*Short problem*
Select from the data all lines with the word "головка".

*Data records*
····················

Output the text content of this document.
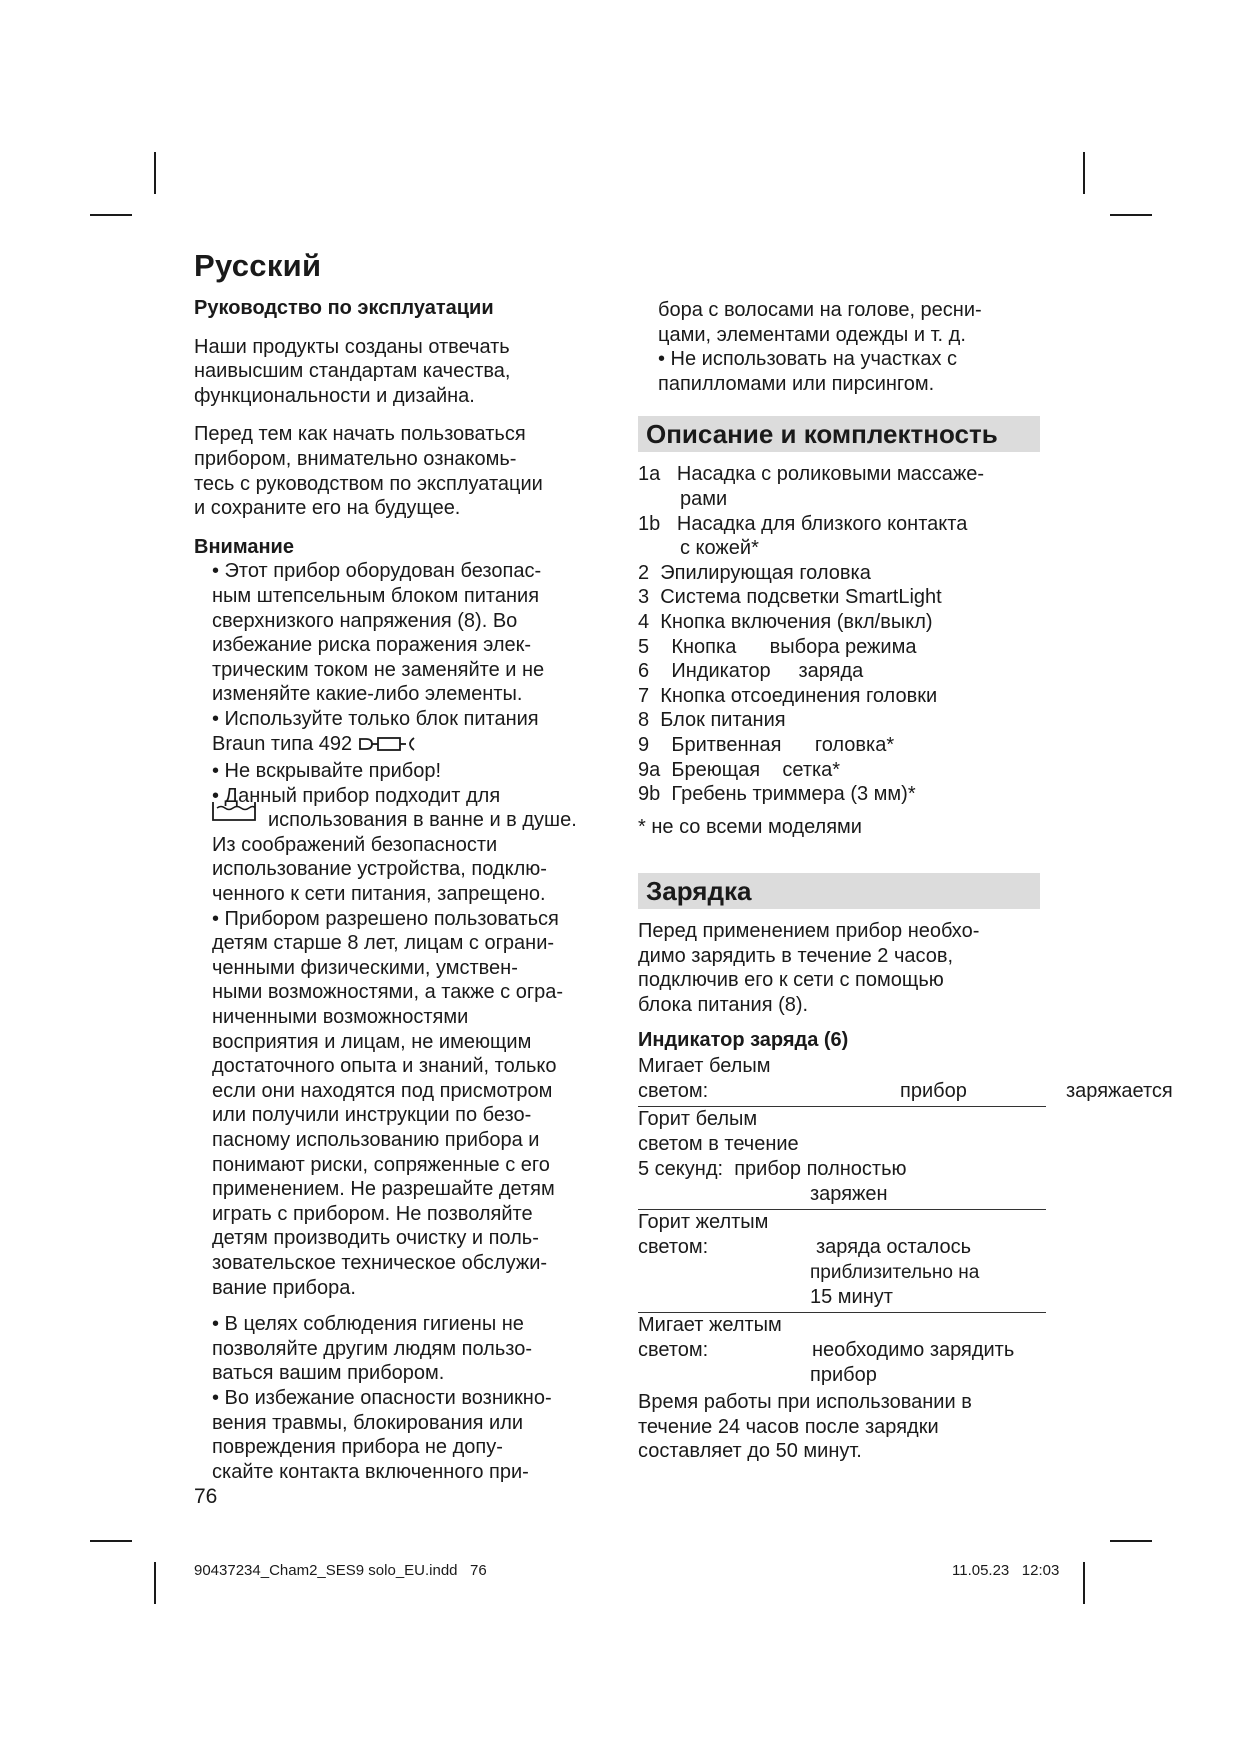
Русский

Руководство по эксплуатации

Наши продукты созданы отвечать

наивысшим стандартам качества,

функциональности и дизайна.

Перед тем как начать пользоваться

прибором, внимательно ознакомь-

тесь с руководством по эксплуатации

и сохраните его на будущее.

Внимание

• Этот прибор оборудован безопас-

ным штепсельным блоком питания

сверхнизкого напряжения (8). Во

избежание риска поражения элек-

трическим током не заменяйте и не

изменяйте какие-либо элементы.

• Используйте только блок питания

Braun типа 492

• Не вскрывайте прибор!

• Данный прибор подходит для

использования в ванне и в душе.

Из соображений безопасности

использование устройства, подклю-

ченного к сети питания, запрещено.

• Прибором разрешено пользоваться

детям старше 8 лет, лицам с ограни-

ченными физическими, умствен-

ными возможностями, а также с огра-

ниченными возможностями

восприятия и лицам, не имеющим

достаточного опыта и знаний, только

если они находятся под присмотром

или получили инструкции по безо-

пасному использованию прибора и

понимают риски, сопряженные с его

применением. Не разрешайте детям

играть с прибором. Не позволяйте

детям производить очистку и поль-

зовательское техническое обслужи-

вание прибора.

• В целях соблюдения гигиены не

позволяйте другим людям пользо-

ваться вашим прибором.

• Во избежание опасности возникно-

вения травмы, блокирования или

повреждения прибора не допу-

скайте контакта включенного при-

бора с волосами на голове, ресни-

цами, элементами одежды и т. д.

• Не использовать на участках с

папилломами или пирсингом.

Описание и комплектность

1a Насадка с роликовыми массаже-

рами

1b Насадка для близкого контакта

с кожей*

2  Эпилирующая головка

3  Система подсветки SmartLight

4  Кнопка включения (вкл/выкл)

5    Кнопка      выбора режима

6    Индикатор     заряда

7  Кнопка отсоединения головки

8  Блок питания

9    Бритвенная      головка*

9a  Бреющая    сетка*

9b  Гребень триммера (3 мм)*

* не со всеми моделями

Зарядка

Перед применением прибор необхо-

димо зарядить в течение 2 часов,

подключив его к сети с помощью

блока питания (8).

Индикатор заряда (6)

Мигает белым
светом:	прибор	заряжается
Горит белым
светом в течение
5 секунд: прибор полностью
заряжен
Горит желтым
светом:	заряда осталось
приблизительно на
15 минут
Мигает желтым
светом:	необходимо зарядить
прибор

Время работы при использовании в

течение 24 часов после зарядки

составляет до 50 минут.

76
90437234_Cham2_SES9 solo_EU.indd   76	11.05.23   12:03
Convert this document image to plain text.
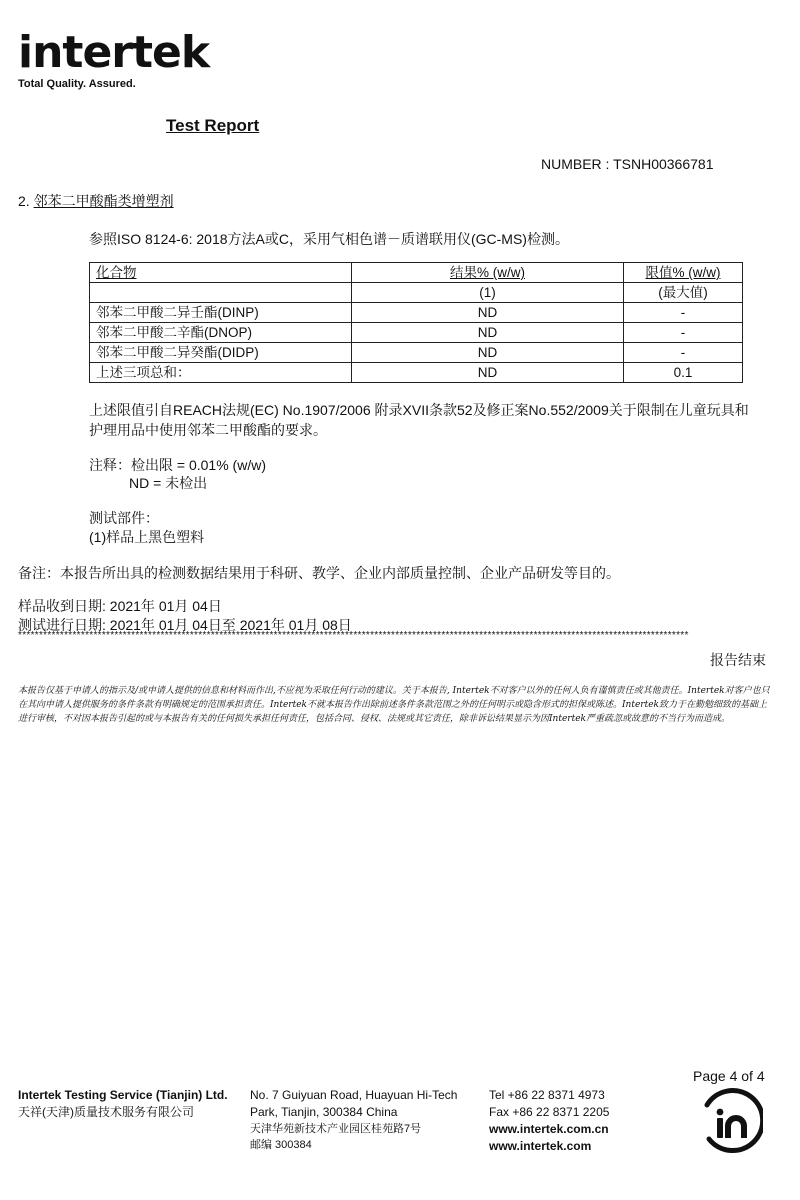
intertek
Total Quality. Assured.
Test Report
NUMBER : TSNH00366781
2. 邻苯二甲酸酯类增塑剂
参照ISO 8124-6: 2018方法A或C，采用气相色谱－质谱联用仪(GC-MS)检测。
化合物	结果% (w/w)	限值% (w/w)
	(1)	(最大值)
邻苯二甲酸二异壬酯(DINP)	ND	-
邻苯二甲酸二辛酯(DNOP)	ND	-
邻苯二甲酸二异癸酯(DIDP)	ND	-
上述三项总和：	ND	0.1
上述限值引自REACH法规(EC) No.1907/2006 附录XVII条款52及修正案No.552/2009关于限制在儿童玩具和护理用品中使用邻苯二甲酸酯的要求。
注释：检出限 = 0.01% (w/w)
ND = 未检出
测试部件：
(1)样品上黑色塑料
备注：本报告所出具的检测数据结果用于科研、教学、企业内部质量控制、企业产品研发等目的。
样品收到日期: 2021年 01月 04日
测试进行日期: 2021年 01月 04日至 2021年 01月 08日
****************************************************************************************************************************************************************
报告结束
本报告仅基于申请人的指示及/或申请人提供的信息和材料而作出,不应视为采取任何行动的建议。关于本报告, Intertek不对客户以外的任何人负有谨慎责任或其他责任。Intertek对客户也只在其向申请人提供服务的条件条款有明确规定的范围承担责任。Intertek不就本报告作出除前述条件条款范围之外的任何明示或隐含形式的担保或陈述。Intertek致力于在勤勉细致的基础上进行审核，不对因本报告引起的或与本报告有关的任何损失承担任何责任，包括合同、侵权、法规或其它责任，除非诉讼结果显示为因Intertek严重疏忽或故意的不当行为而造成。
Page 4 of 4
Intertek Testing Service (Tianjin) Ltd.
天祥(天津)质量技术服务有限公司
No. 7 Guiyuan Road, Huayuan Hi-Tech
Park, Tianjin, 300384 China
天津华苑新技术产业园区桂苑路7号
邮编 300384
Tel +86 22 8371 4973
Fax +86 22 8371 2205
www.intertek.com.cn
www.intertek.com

····················

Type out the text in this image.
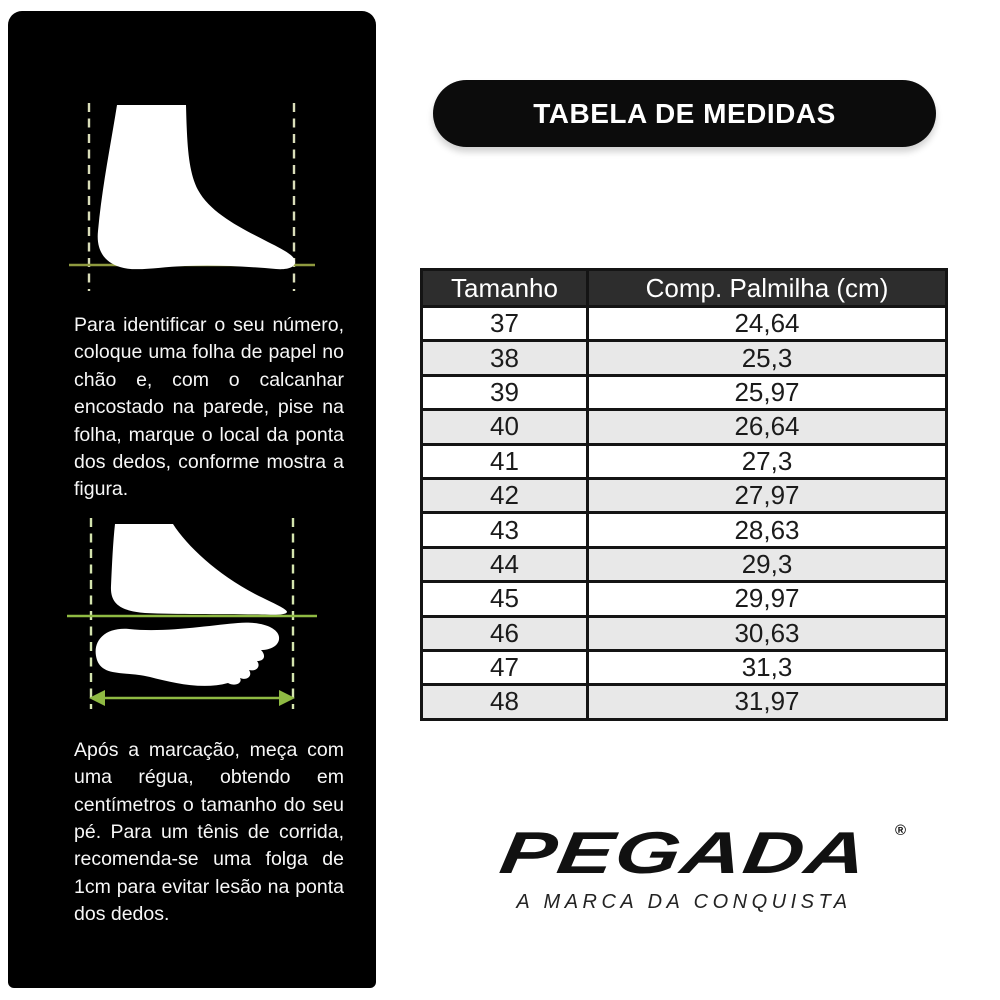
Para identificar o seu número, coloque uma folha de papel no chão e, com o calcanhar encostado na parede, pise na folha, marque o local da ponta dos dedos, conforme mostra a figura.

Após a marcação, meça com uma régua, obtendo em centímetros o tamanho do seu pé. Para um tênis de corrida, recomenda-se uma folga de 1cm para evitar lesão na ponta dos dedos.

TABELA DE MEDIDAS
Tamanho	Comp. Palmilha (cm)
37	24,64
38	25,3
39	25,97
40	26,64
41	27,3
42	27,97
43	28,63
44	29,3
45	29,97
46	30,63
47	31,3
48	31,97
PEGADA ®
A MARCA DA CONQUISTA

····················

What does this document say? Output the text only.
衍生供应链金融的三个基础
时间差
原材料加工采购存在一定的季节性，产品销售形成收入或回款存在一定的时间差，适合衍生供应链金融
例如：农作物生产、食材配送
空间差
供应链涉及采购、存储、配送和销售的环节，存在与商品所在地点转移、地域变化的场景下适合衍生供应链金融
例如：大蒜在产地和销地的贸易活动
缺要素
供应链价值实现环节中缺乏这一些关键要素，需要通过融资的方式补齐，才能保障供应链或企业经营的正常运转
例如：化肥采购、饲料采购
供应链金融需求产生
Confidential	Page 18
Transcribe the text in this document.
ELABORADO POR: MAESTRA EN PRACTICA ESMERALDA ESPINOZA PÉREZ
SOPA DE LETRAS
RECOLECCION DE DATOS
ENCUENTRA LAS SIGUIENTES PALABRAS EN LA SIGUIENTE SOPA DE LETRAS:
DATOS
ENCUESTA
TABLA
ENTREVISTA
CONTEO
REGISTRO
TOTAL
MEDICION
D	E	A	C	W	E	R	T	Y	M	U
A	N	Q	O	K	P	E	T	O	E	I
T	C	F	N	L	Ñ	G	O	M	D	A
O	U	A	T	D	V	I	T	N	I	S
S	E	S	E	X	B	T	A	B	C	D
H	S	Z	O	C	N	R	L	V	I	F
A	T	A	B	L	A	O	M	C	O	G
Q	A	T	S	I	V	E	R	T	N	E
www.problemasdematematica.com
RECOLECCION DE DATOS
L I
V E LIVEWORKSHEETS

····················

*Response to this task*
2  Эпилирующая головка
9    Бритвенная      головка*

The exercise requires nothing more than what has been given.